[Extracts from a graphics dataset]
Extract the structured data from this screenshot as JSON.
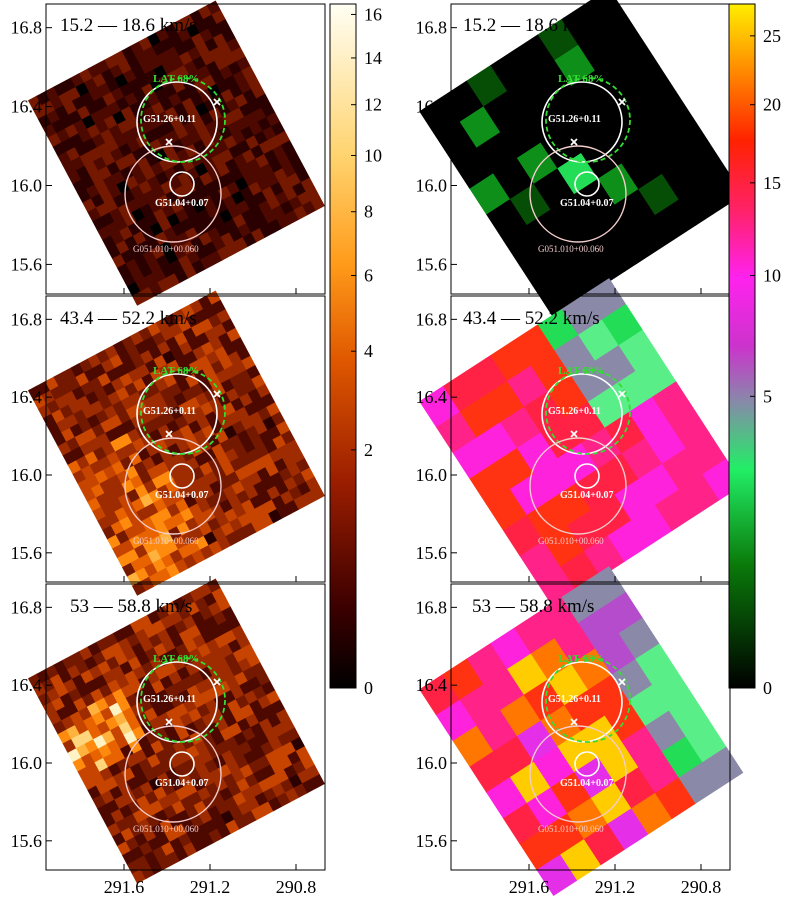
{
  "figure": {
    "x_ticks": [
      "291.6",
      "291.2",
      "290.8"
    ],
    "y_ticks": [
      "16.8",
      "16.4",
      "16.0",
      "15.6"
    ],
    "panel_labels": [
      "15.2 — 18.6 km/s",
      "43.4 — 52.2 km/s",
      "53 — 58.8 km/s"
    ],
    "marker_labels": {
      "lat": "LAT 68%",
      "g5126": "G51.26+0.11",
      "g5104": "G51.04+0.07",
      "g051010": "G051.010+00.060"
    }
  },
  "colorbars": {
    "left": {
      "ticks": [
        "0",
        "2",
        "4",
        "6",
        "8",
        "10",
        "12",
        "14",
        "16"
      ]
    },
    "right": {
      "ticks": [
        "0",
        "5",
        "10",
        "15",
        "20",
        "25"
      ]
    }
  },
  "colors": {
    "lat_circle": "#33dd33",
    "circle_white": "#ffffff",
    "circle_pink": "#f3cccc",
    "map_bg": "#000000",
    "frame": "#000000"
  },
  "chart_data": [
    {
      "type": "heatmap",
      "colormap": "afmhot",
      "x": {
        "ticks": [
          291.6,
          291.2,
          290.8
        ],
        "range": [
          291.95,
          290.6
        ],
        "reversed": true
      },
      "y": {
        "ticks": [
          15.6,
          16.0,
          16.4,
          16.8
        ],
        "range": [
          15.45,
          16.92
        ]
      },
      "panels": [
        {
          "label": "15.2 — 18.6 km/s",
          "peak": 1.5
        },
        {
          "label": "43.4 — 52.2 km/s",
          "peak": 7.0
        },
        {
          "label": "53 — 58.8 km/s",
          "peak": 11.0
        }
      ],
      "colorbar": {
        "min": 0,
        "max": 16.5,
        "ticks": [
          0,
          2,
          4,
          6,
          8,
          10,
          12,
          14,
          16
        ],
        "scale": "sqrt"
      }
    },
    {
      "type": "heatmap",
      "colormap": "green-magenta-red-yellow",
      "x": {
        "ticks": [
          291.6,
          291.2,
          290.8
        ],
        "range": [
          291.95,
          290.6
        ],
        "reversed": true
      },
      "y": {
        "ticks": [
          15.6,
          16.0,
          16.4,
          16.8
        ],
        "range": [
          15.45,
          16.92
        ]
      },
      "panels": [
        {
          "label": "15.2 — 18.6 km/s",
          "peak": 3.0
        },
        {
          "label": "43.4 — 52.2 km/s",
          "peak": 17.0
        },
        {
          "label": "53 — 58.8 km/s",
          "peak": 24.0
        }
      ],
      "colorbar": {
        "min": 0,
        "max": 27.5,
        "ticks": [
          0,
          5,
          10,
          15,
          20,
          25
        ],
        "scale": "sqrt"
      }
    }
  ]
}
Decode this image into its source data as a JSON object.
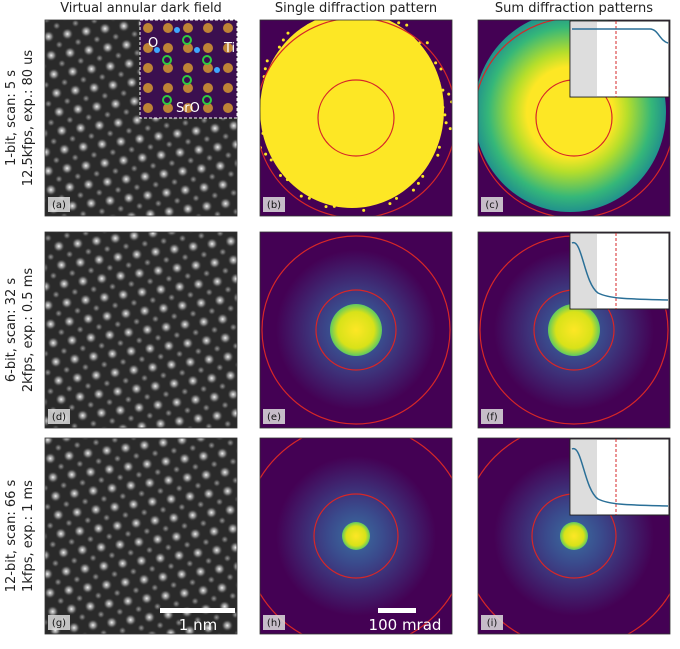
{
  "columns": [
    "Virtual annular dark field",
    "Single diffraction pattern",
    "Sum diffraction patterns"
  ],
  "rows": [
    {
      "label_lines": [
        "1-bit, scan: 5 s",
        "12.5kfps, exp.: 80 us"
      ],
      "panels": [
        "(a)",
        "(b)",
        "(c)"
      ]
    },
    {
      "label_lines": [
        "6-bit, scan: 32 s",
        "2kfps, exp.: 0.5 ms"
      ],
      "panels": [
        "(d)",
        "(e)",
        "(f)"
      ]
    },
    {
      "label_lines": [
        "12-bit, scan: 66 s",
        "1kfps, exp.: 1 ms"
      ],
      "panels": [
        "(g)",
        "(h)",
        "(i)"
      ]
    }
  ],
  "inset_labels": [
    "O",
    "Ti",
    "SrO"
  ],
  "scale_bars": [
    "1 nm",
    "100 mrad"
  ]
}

--- WRITTEN TASK ---
Which lines hold the word "this"? Copy every one of them.

--- THE RESPONSE ---
Extract the structured data from this screenshot as JSON.
Decode this image into its source data as a JSON object.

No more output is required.